TASK PROMPT: Reproduce the records. Keep every word exact and include no images.

MATERIAL SUPPLIED:

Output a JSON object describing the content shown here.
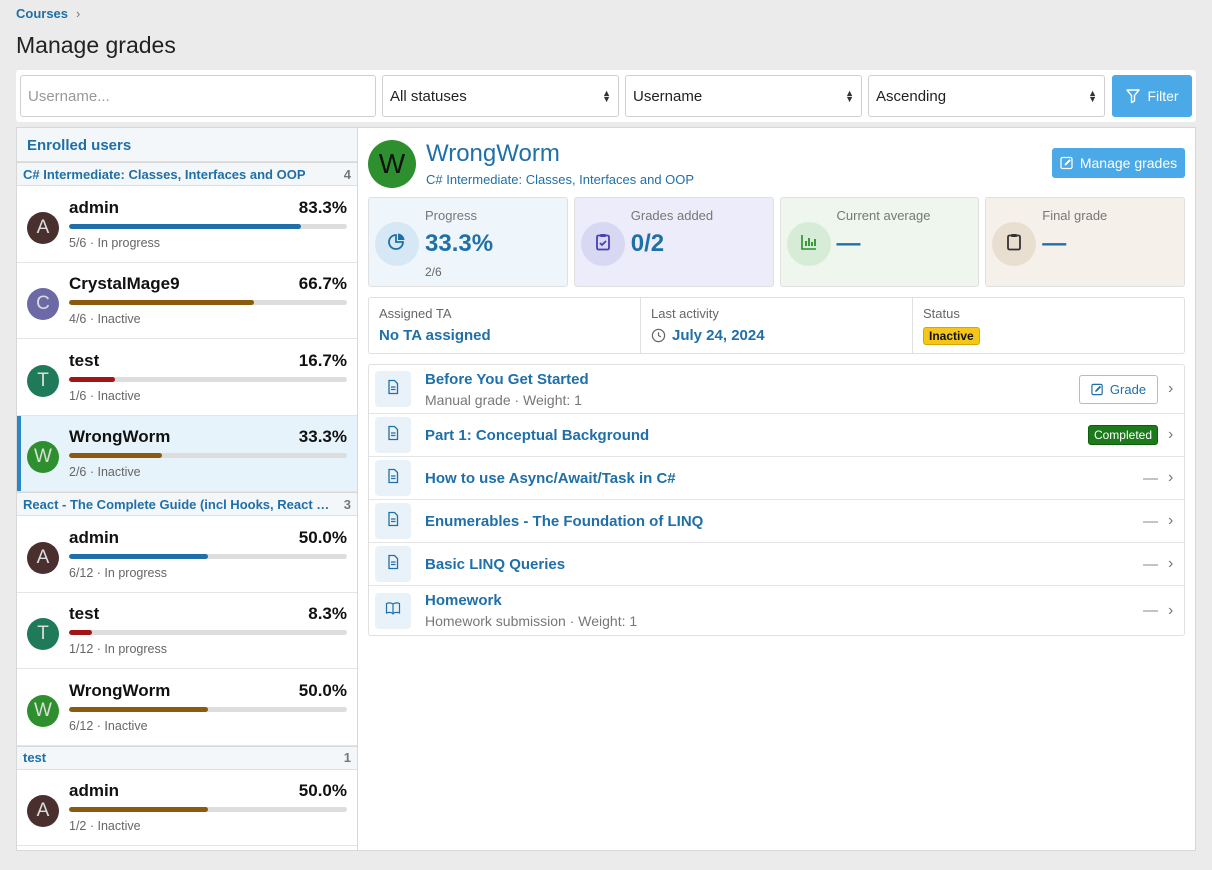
{
  "breadcrumb": {
    "root": "Courses",
    "sep": "›"
  },
  "page_title": "Manage grades",
  "filter": {
    "username_placeholder": "Username...",
    "status": "All statuses",
    "sort_field": "Username",
    "sort_order": "Ascending",
    "filter_label": "Filter"
  },
  "left": {
    "header": "Enrolled users"
  },
  "groups": [
    {
      "name": "C# Intermediate: Classes, Interfaces and OOP",
      "count": "4",
      "users": [
        {
          "initial": "A",
          "name": "admin",
          "pct": "83.3%",
          "progress": 0.833,
          "sub": "5/6 · In progress",
          "avatar_color": "#4a2f2f",
          "bar_color": "#1f6fa8",
          "selected": false
        },
        {
          "initial": "C",
          "name": "CrystalMage9",
          "pct": "66.7%",
          "progress": 0.667,
          "sub": "4/6 · Inactive",
          "avatar_color": "#6c6aa6",
          "bar_color": "#8a5a0f",
          "selected": false
        },
        {
          "initial": "T",
          "name": "test",
          "pct": "16.7%",
          "progress": 0.167,
          "sub": "1/6 · Inactive",
          "avatar_color": "#1f7a5a",
          "bar_color": "#a31515",
          "selected": false
        },
        {
          "initial": "W",
          "name": "WrongWorm",
          "pct": "33.3%",
          "progress": 0.333,
          "sub": "2/6 · Inactive",
          "avatar_color": "#2d8f2d",
          "bar_color": "#8a5a0f",
          "selected": true
        }
      ]
    },
    {
      "name": "React - The Complete Guide (incl Hooks, React Router, Redux)",
      "count": "3",
      "users": [
        {
          "initial": "A",
          "name": "admin",
          "pct": "50.0%",
          "progress": 0.5,
          "sub": "6/12 · In progress",
          "avatar_color": "#4a2f2f",
          "bar_color": "#1f6fa8",
          "selected": false
        },
        {
          "initial": "T",
          "name": "test",
          "pct": "8.3%",
          "progress": 0.083,
          "sub": "1/12 · In progress",
          "avatar_color": "#1f7a5a",
          "bar_color": "#a31515",
          "selected": false
        },
        {
          "initial": "W",
          "name": "WrongWorm",
          "pct": "50.0%",
          "progress": 0.5,
          "sub": "6/12 · Inactive",
          "avatar_color": "#2d8f2d",
          "bar_color": "#8a5a0f",
          "selected": false
        }
      ]
    },
    {
      "name": "test",
      "count": "1",
      "users": [
        {
          "initial": "A",
          "name": "admin",
          "pct": "50.0%",
          "progress": 0.5,
          "sub": "1/2 · Inactive",
          "avatar_color": "#4a2f2f",
          "bar_color": "#8a5a0f",
          "selected": false
        }
      ]
    }
  ],
  "detail": {
    "initial": "W",
    "name": "WrongWorm",
    "course": "C# Intermediate: Classes, Interfaces and OOP",
    "manage_label": "Manage grades",
    "stats": [
      {
        "label": "Progress",
        "value": "33.3%",
        "sub": "2/6",
        "bg": "#eef6fb",
        "circle": "#d6e8f5",
        "icon": "pie-chart-icon"
      },
      {
        "label": "Grades added",
        "value": "0/2",
        "sub": "",
        "bg": "#ececfa",
        "circle": "#d8d8f3",
        "icon": "clipboard-check-icon"
      },
      {
        "label": "Current average",
        "value": "—",
        "sub": "",
        "bg": "#eef6ee",
        "circle": "#d6ecd6",
        "icon": "bar-chart-icon"
      },
      {
        "label": "Final grade",
        "value": "—",
        "sub": "",
        "bg": "#f5f1ea",
        "circle": "#e8dfd1",
        "icon": "clipboard-icon"
      }
    ],
    "info": {
      "ta_label": "Assigned TA",
      "ta_value": "No TA assigned",
      "activity_label": "Last activity",
      "activity_value": "July 24, 2024",
      "status_label": "Status",
      "status_value": "Inactive"
    },
    "items": [
      {
        "title": "Before You Get Started",
        "sub": "Manual grade · Weight: 1",
        "right": "grade",
        "grade_label": "Grade",
        "icon": "document-icon"
      },
      {
        "title": "Part 1: Conceptual Background",
        "sub": "",
        "right": "completed",
        "badge": "Completed",
        "icon": "document-icon"
      },
      {
        "title": "How to use Async/Await/Task in C#",
        "sub": "",
        "right": "dash",
        "dash": "—",
        "icon": "document-icon"
      },
      {
        "title": "Enumerables - The Foundation of LINQ",
        "sub": "",
        "right": "dash",
        "dash": "—",
        "icon": "document-icon"
      },
      {
        "title": "Basic LINQ Queries",
        "sub": "",
        "right": "dash",
        "dash": "—",
        "icon": "document-icon"
      },
      {
        "title": "Homework",
        "sub": "Homework submission · Weight: 1",
        "right": "dash",
        "dash": "—",
        "icon": "book-icon"
      }
    ]
  }
}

EXERCISE RESULT:
Output a JSON object describing the content shown here.
{
  "breadcrumb": {
    "root": "Courses",
    "sep": "›"
  },
  "page_title": "Manage grades",
  "filter": {
    "username_placeholder": "Username...",
    "status": "All statuses",
    "sort_field": "Username",
    "sort_order": "Ascending",
    "filter_label": "Filter"
  },
  "left": {
    "header": "Enrolled users"
  },
  "groups": [
    {
      "name": "C# Intermediate: Classes, Interfaces and OOP",
      "count": "4",
      "users": [
        {
          "initial": "A",
          "name": "admin",
          "pct": "83.3%",
          "progress": 0.833,
          "sub": "5/6 · In progress",
          "avatar_color": "#4a2f2f",
          "bar_color": "#1f6fa8",
          "selected": false
        },
        {
          "initial": "C",
          "name": "CrystalMage9",
          "pct": "66.7%",
          "progress": 0.667,
          "sub": "4/6 · Inactive",
          "avatar_color": "#6c6aa6",
          "bar_color": "#8a5a0f",
          "selected": false
        },
        {
          "initial": "T",
          "name": "test",
          "pct": "16.7%",
          "progress": 0.167,
          "sub": "1/6 · Inactive",
          "avatar_color": "#1f7a5a",
          "bar_color": "#a31515",
          "selected": false
        },
        {
          "initial": "W",
          "name": "WrongWorm",
          "pct": "33.3%",
          "progress": 0.333,
          "sub": "2/6 · Inactive",
          "avatar_color": "#2d8f2d",
          "bar_color": "#8a5a0f",
          "selected": true
        }
      ]
    },
    {
      "name": "React - The Complete Guide (incl Hooks, React Router, Redux)",
      "count": "3",
      "users": [
        {
          "initial": "A",
          "name": "admin",
          "pct": "50.0%",
          "progress": 0.5,
          "sub": "6/12 · In progress",
          "avatar_color": "#4a2f2f",
          "bar_color": "#1f6fa8",
          "selected": false
        },
        {
          "initial": "T",
          "name": "test",
          "pct": "8.3%",
          "progress": 0.083,
          "sub": "1/12 · In progress",
          "avatar_color": "#1f7a5a",
          "bar_color": "#a31515",
          "selected": false
        },
        {
          "initial": "W",
          "name": "WrongWorm",
          "pct": "50.0%",
          "progress": 0.5,
          "sub": "6/12 · Inactive",
          "avatar_color": "#2d8f2d",
          "bar_color": "#8a5a0f",
          "selected": false
        }
      ]
    },
    {
      "name": "test",
      "count": "1",
      "users": [
        {
          "initial": "A",
          "name": "admin",
          "pct": "50.0%",
          "progress": 0.5,
          "sub": "1/2 · Inactive",
          "avatar_color": "#4a2f2f",
          "bar_color": "#8a5a0f",
          "selected": false
        }
      ]
    }
  ],
  "detail": {
    "initial": "W",
    "name": "WrongWorm",
    "course": "C# Intermediate: Classes, Interfaces and OOP",
    "manage_label": "Manage grades",
    "stats": [
      {
        "label": "Progress",
        "value": "33.3%",
        "sub": "2/6",
        "bg": "#eef6fb",
        "circle": "#d6e8f5",
        "icon": "pie-chart-icon"
      },
      {
        "label": "Grades added",
        "value": "0/2",
        "sub": "",
        "bg": "#ececfa",
        "circle": "#d8d8f3",
        "icon": "clipboard-check-icon"
      },
      {
        "label": "Current average",
        "value": "—",
        "sub": "",
        "bg": "#eef6ee",
        "circle": "#d6ecd6",
        "icon": "bar-chart-icon"
      },
      {
        "label": "Final grade",
        "value": "—",
        "sub": "",
        "bg": "#f5f1ea",
        "circle": "#e8dfd1",
        "icon": "clipboard-icon"
      }
    ],
    "info": {
      "ta_label": "Assigned TA",
      "ta_value": "No TA assigned",
      "activity_label": "Last activity",
      "activity_value": "July 24, 2024",
      "status_label": "Status",
      "status_value": "Inactive"
    },
    "items": [
      {
        "title": "Before You Get Started",
        "sub": "Manual grade · Weight: 1",
        "right": "grade",
        "grade_label": "Grade",
        "icon": "document-icon"
      },
      {
        "title": "Part 1: Conceptual Background",
        "sub": "",
        "right": "completed",
        "badge": "Completed",
        "icon": "document-icon"
      },
      {
        "title": "How to use Async/Await/Task in C#",
        "sub": "",
        "right": "dash",
        "dash": "—",
        "icon": "document-icon"
      },
      {
        "title": "Enumerables - The Foundation of LINQ",
        "sub": "",
        "right": "dash",
        "dash": "—",
        "icon": "document-icon"
      },
      {
        "title": "Basic LINQ Queries",
        "sub": "",
        "right": "dash",
        "dash": "—",
        "icon": "document-icon"
      },
      {
        "title": "Homework",
        "sub": "Homework submission · Weight: 1",
        "right": "dash",
        "dash": "—",
        "icon": "book-icon"
      }
    ]
  }
}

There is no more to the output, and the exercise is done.